## START Task material

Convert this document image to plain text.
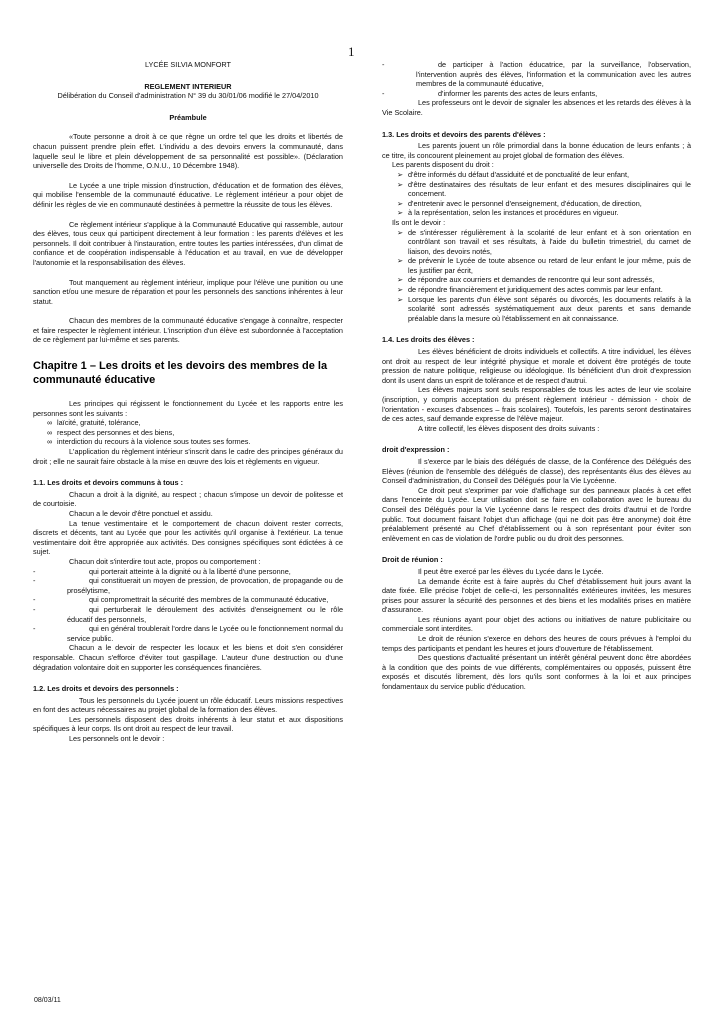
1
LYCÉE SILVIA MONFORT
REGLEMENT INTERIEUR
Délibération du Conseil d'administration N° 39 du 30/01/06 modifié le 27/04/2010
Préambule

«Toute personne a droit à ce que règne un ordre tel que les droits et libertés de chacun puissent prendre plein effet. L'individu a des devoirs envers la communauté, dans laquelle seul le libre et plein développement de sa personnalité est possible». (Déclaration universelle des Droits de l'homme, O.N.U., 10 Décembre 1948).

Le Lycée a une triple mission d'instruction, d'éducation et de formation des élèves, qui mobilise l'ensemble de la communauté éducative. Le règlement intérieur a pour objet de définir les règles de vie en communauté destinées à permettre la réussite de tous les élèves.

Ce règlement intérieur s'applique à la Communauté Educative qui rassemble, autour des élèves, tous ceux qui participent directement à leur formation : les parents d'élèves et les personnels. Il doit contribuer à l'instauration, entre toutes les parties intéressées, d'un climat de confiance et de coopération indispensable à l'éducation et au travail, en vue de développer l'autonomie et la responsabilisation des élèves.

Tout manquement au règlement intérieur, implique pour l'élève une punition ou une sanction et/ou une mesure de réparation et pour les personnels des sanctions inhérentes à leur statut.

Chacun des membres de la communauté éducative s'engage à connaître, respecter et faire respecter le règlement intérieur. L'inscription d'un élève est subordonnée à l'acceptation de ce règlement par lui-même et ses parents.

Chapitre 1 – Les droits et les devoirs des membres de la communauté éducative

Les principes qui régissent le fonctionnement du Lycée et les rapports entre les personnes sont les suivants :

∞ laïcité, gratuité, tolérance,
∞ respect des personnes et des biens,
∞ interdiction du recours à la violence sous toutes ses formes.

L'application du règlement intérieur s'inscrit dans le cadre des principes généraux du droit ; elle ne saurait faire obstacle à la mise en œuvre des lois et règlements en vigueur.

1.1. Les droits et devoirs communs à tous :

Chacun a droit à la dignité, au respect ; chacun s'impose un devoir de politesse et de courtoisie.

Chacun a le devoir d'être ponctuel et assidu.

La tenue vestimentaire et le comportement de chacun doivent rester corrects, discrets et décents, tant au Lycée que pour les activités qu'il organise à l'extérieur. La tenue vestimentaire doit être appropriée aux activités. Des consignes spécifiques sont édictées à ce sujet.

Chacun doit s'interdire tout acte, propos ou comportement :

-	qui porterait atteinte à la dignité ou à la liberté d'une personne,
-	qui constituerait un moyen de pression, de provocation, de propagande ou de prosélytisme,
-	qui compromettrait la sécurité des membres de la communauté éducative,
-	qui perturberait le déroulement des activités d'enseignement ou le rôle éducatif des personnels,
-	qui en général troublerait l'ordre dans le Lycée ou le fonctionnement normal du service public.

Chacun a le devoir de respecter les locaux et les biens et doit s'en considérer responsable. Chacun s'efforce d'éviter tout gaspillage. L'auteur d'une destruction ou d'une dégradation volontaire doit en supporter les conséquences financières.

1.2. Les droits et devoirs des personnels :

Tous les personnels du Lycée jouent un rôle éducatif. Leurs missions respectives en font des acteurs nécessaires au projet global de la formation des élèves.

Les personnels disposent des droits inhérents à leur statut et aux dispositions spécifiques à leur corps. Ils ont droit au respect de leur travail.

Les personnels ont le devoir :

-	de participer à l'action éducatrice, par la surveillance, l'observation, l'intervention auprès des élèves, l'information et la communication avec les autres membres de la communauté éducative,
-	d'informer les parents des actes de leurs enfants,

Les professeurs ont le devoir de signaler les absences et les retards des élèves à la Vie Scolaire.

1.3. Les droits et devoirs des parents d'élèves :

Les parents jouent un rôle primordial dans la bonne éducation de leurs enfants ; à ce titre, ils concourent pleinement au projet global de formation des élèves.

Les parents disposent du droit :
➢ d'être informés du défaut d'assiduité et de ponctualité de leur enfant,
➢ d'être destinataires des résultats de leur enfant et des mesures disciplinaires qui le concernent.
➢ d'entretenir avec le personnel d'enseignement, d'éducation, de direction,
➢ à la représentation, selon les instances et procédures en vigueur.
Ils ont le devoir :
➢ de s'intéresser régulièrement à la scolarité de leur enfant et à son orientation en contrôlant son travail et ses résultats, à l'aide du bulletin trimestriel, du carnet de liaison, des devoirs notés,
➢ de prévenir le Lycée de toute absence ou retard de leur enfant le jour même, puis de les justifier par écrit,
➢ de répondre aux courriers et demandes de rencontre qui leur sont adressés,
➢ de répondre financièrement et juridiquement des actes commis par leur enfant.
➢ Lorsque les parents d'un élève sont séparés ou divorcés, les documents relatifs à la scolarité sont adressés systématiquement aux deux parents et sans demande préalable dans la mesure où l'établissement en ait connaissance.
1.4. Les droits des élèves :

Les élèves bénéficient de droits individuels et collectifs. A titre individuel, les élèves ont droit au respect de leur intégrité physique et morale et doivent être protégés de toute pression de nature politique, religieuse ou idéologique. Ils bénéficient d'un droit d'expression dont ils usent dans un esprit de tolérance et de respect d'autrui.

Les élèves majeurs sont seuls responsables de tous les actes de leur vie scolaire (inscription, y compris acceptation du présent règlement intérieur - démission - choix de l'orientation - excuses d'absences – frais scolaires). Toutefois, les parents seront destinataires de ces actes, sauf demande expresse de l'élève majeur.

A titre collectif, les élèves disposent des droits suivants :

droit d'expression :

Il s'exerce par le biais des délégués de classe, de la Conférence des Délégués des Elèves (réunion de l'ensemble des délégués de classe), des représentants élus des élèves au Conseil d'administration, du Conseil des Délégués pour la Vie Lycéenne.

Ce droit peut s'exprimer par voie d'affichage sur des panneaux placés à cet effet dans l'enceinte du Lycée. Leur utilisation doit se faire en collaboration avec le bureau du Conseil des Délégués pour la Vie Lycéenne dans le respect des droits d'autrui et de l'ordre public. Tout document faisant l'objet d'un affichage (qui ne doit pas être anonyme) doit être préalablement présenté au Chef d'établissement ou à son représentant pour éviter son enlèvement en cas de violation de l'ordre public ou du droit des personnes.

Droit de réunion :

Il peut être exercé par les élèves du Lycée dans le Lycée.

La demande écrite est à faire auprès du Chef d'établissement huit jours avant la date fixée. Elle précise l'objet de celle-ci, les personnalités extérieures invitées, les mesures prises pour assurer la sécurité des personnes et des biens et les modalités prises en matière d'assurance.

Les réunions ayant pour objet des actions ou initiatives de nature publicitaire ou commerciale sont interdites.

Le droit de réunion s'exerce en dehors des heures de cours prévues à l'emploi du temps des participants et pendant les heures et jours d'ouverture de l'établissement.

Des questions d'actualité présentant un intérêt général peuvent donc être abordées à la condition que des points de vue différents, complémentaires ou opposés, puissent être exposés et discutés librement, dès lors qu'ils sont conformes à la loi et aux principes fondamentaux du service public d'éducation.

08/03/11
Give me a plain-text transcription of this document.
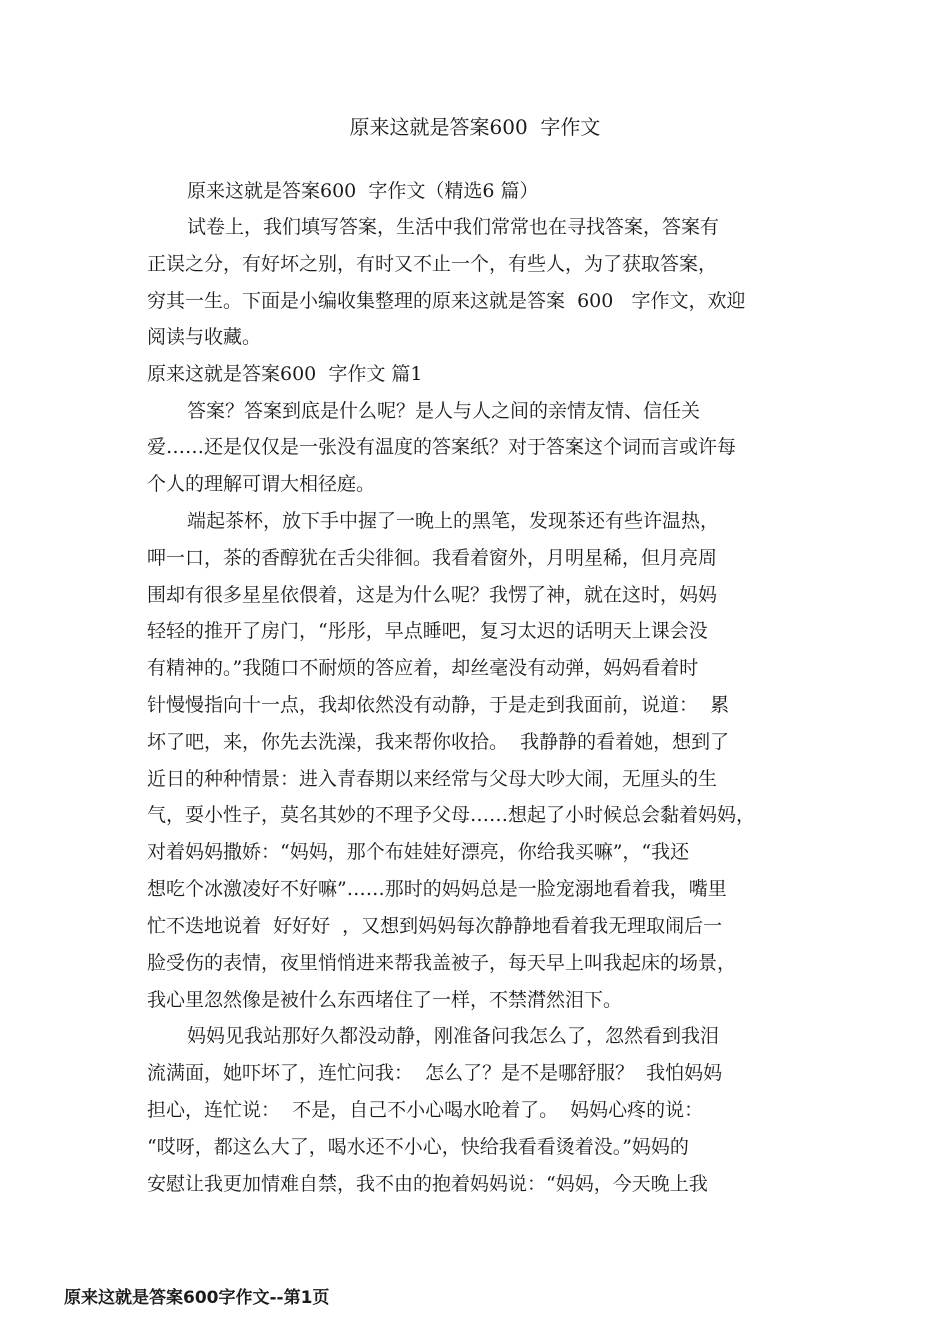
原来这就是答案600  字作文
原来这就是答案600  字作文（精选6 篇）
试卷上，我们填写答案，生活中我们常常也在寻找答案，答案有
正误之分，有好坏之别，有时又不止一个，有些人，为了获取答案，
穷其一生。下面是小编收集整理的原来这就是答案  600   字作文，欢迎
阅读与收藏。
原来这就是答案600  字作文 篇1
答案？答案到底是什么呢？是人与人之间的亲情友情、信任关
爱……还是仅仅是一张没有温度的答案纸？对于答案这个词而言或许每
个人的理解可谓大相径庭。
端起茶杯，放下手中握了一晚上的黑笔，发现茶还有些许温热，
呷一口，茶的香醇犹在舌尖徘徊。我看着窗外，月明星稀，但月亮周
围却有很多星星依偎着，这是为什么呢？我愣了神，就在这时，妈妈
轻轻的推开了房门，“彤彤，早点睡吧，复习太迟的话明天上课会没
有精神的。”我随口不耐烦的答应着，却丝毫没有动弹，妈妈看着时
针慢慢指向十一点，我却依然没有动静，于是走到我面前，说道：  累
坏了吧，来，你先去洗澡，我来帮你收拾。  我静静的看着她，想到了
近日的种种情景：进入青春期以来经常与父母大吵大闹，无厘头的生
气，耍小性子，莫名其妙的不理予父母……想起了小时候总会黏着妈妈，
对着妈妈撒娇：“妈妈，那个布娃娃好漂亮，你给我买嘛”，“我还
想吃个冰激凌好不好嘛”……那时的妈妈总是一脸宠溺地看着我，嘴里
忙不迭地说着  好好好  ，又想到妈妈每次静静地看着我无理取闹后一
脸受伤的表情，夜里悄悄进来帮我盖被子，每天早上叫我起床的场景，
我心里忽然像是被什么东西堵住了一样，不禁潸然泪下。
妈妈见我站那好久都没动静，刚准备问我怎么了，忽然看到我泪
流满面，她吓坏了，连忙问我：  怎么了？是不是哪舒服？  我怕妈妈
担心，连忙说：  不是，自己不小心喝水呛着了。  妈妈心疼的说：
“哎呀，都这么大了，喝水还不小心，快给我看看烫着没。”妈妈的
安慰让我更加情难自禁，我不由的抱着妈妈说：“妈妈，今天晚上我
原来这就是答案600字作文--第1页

## END Task material

• [What is being asked] What do the lines above say from the line containing "Give me a plain-text" through the last line? Quote them exactly, both ends included, and leave out the pictures.

• [Solution for this exercise]
Give me a plain-text transcription of this document.
原来这就是答案600  字作文
原来这就是答案600  字作文（精选6 篇）
试卷上，我们填写答案，生活中我们常常也在寻找答案，答案有
正误之分，有好坏之别，有时又不止一个，有些人，为了获取答案，
穷其一生。下面是小编收集整理的原来这就是答案  600   字作文，欢迎
阅读与收藏。
原来这就是答案600  字作文 篇1
答案？答案到底是什么呢？是人与人之间的亲情友情、信任关
爱……还是仅仅是一张没有温度的答案纸？对于答案这个词而言或许每
个人的理解可谓大相径庭。
端起茶杯，放下手中握了一晚上的黑笔，发现茶还有些许温热，
呷一口，茶的香醇犹在舌尖徘徊。我看着窗外，月明星稀，但月亮周
围却有很多星星依偎着，这是为什么呢？我愣了神，就在这时，妈妈
轻轻的推开了房门，“彤彤，早点睡吧，复习太迟的话明天上课会没
有精神的。”我随口不耐烦的答应着，却丝毫没有动弹，妈妈看着时
针慢慢指向十一点，我却依然没有动静，于是走到我面前，说道：  累
坏了吧，来，你先去洗澡，我来帮你收拾。  我静静的看着她，想到了
近日的种种情景：进入青春期以来经常与父母大吵大闹，无厘头的生
气，耍小性子，莫名其妙的不理予父母……想起了小时候总会黏着妈妈，
对着妈妈撒娇：“妈妈，那个布娃娃好漂亮，你给我买嘛”，“我还
想吃个冰激凌好不好嘛”……那时的妈妈总是一脸宠溺地看着我，嘴里
忙不迭地说着  好好好  ，又想到妈妈每次静静地看着我无理取闹后一
脸受伤的表情，夜里悄悄进来帮我盖被子，每天早上叫我起床的场景，
我心里忽然像是被什么东西堵住了一样，不禁潸然泪下。
妈妈见我站那好久都没动静，刚准备问我怎么了，忽然看到我泪
流满面，她吓坏了，连忙问我：  怎么了？是不是哪舒服？  我怕妈妈
担心，连忙说：  不是，自己不小心喝水呛着了。  妈妈心疼的说：
“哎呀，都这么大了，喝水还不小心，快给我看看烫着没。”妈妈的
安慰让我更加情难自禁，我不由的抱着妈妈说：“妈妈，今天晚上我
原来这就是答案600字作文--第1页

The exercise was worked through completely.